Work to be completed »
Each line in the entries below that holds the string "this" is to be listed.

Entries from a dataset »

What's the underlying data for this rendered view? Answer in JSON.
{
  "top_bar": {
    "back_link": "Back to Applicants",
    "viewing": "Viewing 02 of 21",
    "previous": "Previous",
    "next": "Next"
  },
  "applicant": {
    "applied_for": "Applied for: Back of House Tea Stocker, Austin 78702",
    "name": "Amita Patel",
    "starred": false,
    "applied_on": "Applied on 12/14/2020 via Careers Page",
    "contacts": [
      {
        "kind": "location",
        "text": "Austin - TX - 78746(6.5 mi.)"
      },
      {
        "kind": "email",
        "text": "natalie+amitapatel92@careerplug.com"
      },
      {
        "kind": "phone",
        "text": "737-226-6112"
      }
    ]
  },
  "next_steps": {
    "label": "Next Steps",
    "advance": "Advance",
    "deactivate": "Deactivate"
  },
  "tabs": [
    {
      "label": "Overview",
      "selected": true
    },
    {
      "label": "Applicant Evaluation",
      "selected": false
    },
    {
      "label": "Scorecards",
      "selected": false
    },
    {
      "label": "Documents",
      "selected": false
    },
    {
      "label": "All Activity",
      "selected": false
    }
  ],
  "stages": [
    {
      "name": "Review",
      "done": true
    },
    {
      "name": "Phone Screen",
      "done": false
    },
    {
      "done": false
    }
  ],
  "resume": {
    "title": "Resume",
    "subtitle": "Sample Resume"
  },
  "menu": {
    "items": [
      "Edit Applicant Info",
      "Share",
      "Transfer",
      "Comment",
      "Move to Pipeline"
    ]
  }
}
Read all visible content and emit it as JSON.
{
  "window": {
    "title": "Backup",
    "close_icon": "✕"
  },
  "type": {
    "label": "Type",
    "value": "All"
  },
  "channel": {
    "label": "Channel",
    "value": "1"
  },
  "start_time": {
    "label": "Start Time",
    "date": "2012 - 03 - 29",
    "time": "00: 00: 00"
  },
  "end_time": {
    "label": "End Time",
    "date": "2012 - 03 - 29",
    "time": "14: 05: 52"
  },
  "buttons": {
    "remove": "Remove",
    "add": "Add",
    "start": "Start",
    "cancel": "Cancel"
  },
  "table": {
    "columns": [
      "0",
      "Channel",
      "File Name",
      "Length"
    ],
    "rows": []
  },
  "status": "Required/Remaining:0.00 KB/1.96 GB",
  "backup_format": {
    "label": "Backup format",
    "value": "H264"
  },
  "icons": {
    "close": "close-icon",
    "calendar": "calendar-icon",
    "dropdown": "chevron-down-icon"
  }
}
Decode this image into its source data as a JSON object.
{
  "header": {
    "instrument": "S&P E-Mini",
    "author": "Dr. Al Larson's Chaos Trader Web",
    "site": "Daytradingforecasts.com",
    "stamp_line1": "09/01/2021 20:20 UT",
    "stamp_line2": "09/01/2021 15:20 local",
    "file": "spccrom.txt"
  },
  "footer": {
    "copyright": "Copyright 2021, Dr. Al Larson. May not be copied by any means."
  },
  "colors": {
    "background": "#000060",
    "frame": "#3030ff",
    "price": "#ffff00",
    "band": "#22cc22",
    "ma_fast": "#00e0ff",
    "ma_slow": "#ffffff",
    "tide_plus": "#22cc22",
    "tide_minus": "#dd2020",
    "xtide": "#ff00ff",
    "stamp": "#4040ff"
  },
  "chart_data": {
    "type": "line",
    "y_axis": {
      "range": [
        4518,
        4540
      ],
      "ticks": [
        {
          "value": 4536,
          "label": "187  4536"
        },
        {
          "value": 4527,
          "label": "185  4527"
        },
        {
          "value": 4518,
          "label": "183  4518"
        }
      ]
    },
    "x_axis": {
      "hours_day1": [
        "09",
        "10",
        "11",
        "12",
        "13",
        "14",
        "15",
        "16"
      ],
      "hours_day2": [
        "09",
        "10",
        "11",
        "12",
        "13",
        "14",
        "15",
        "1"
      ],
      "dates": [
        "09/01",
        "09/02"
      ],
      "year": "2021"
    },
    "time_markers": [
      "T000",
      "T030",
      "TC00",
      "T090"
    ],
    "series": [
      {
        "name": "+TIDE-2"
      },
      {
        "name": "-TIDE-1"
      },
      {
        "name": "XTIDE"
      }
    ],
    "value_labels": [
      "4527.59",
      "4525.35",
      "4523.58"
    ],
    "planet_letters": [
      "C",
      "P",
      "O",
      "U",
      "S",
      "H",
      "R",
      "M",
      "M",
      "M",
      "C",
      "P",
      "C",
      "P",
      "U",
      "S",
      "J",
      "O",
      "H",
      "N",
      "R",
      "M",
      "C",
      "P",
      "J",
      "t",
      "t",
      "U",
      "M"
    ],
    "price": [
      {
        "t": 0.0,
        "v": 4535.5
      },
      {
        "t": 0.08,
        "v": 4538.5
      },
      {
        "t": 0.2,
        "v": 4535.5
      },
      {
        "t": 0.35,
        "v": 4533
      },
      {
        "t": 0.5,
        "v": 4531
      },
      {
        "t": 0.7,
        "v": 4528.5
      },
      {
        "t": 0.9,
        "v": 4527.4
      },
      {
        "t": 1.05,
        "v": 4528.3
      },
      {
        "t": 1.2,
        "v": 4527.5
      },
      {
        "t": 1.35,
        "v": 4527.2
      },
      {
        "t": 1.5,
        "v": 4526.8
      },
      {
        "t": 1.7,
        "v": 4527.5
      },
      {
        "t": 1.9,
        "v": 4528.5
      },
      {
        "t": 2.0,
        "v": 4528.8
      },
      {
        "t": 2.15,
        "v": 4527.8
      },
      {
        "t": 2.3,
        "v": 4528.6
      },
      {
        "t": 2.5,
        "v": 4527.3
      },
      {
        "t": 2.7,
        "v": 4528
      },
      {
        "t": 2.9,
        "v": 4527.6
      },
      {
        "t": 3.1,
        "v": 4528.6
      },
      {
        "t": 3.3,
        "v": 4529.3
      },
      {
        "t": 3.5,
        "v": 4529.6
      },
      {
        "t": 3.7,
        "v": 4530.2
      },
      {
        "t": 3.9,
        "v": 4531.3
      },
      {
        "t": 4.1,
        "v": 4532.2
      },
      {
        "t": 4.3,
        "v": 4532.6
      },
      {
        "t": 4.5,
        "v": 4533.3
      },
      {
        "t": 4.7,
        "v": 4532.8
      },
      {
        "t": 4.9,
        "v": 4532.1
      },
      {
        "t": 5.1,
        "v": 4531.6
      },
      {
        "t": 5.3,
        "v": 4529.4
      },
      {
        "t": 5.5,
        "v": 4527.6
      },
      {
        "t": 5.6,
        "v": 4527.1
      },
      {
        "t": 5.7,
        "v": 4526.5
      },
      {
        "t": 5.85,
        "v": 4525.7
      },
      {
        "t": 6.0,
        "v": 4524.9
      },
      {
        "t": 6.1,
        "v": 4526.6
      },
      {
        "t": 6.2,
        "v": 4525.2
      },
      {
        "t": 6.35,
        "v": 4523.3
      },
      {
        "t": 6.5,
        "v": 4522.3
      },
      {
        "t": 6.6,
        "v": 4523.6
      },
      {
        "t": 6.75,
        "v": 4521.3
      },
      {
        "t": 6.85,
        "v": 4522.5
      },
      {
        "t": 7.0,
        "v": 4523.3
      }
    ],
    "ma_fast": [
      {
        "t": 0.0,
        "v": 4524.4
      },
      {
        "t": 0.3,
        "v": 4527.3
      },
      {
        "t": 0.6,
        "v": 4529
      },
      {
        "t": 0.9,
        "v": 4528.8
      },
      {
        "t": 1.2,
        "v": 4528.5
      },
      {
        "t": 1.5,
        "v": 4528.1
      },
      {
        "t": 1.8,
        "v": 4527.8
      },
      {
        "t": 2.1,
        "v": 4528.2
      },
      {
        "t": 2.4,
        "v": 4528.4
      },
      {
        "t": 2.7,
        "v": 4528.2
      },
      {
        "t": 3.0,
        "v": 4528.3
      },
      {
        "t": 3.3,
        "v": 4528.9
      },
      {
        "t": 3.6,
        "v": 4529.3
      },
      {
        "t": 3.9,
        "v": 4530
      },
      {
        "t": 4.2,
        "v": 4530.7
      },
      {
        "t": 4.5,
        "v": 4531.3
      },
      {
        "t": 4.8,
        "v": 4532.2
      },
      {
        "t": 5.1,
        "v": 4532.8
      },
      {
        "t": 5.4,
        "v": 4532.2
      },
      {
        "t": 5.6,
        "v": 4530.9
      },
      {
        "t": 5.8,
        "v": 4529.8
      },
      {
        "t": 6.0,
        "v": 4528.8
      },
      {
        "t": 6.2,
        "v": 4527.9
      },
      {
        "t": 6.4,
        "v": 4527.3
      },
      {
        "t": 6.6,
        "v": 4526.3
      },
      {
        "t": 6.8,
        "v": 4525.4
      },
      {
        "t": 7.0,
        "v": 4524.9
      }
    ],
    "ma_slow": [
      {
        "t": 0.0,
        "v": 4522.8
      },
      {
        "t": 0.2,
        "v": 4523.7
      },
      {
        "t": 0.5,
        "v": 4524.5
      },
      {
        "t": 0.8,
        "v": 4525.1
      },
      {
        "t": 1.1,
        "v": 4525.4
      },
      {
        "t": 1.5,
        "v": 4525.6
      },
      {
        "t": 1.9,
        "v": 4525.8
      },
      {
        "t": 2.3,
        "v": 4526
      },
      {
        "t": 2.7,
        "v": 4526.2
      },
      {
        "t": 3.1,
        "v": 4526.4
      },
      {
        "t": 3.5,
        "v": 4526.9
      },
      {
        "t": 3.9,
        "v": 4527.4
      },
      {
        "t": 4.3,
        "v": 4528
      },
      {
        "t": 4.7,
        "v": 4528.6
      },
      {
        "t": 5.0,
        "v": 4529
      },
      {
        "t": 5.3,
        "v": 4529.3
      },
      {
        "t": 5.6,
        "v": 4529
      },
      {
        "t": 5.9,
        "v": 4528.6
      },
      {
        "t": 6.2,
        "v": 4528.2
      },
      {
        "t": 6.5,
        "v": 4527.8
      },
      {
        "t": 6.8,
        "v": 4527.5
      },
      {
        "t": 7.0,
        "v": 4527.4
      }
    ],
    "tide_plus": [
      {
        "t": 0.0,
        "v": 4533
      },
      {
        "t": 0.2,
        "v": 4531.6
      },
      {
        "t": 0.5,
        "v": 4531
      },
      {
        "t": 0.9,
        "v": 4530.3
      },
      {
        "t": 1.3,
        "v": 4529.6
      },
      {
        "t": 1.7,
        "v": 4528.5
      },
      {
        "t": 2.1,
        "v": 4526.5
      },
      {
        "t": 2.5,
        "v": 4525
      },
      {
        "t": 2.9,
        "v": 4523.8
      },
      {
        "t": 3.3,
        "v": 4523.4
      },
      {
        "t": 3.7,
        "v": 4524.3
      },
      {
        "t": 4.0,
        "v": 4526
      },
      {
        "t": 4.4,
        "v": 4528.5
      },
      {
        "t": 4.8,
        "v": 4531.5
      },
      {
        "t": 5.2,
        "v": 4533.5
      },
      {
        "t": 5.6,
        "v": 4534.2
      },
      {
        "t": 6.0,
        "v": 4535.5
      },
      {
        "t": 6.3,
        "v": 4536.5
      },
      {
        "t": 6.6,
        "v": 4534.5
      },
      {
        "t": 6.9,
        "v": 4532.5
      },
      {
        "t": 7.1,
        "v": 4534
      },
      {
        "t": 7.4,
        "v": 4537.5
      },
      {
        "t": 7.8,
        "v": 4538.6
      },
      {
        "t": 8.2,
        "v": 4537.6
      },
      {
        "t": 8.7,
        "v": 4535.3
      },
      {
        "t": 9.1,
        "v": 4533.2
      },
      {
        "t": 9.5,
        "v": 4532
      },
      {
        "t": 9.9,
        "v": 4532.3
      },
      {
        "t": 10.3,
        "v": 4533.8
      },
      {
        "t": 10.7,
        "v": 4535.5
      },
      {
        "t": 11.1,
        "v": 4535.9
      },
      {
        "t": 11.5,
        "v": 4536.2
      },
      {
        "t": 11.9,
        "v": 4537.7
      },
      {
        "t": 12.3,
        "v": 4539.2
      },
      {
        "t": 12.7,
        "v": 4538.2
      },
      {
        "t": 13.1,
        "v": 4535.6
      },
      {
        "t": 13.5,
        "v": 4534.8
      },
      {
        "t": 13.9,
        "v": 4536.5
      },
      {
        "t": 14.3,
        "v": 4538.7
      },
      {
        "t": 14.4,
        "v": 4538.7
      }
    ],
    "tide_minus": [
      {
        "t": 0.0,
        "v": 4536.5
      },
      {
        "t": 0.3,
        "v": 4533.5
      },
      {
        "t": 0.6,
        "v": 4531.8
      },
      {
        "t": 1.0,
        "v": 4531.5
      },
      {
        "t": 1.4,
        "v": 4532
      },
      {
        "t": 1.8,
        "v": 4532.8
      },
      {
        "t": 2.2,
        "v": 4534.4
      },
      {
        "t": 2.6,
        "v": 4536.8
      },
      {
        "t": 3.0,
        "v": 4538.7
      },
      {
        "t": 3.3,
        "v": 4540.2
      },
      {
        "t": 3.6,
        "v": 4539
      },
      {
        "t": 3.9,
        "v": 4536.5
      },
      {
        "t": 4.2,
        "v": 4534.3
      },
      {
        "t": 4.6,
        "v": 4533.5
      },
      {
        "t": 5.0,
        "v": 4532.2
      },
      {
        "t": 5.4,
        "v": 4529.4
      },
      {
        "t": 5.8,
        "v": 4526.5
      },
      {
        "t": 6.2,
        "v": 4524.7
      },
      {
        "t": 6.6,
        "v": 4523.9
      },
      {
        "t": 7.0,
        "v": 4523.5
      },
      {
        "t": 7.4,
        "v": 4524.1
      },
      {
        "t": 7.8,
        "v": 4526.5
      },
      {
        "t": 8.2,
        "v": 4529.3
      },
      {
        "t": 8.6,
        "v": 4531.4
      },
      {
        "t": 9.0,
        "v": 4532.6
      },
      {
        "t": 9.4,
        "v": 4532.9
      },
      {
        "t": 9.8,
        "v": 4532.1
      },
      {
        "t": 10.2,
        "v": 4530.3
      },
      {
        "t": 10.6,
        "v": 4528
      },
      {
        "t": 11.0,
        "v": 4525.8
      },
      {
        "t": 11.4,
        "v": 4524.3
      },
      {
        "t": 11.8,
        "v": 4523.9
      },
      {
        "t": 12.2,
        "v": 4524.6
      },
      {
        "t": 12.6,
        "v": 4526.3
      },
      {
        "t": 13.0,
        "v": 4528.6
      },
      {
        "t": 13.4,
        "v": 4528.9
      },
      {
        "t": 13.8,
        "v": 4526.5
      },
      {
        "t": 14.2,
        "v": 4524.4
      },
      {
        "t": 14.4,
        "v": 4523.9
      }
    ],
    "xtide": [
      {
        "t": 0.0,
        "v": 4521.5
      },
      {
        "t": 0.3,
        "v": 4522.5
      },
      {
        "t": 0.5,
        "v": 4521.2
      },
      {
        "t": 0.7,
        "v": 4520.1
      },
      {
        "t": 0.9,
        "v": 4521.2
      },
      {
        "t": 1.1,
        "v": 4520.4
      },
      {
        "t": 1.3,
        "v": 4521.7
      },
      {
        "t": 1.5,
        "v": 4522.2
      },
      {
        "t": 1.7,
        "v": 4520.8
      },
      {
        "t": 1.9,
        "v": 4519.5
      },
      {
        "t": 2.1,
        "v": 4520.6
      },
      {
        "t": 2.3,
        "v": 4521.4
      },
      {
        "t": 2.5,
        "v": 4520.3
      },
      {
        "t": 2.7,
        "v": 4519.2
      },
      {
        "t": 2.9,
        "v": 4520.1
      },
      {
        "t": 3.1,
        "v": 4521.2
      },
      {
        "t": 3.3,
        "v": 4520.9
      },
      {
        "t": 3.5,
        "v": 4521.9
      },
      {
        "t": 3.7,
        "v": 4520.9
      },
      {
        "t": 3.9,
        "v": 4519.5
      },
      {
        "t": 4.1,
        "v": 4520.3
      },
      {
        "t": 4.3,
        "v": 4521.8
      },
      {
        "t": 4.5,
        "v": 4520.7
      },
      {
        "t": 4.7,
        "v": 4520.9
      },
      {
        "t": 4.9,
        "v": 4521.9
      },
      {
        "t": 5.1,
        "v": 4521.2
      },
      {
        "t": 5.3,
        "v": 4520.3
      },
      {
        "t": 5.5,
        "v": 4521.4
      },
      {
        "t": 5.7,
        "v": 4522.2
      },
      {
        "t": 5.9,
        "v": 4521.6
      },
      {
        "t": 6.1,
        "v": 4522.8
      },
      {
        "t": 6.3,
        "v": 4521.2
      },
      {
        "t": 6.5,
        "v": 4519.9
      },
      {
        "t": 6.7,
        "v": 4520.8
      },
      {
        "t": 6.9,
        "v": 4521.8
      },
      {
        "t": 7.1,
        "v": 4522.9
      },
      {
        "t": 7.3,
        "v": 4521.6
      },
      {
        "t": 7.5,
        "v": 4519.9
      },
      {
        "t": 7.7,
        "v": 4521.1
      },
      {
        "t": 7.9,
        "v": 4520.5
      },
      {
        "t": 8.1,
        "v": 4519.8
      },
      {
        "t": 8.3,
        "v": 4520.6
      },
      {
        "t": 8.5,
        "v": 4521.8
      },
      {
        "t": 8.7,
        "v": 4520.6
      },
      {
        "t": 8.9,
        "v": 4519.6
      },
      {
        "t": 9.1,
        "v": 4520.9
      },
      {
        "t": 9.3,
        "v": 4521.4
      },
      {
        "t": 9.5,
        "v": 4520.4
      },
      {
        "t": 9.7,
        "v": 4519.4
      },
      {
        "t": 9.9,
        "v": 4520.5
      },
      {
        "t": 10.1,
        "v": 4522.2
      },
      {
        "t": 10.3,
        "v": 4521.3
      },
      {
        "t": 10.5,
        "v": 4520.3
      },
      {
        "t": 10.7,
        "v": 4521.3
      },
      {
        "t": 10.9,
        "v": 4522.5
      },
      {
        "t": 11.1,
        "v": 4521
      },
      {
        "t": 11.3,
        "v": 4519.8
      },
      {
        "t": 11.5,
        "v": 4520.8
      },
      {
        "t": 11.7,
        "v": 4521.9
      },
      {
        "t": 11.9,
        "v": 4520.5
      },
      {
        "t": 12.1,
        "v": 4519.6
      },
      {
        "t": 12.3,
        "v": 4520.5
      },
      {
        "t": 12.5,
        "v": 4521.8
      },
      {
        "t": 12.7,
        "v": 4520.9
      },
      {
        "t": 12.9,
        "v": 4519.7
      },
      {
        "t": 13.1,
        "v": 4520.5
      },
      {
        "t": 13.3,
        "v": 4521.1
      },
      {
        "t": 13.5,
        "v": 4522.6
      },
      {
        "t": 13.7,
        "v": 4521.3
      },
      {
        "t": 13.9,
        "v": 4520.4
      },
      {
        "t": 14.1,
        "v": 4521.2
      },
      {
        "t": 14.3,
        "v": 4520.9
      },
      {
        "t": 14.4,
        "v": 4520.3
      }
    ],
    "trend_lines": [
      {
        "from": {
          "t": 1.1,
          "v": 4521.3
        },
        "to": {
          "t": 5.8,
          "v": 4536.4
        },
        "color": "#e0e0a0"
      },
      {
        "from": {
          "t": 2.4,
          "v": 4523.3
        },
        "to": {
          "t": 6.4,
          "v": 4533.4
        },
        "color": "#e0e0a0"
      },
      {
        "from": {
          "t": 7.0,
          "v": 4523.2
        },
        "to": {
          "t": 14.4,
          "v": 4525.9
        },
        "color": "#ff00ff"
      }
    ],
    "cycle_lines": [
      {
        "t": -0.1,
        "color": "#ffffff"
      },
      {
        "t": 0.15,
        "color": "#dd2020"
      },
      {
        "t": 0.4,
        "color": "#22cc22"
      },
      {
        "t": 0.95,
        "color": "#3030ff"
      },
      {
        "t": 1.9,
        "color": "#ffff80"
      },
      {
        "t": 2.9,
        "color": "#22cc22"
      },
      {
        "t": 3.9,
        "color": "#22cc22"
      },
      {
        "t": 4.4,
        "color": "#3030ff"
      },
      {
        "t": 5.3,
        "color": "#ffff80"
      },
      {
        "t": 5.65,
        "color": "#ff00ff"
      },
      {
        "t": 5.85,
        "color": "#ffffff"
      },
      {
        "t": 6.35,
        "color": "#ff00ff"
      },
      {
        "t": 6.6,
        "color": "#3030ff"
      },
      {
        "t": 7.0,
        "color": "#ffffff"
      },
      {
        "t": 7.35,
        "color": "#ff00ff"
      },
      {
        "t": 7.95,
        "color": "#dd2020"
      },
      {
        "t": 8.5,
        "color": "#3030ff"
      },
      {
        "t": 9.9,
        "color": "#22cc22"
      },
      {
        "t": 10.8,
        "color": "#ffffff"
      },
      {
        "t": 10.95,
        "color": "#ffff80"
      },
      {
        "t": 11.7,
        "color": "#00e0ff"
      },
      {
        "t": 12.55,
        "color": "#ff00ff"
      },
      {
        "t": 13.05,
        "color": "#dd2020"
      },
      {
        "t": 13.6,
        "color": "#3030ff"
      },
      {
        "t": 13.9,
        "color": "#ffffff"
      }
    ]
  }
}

Response to the task »
What's the underlying data for this rendered view? Answer in JSON.
Decode this image into its source data as a JSON object.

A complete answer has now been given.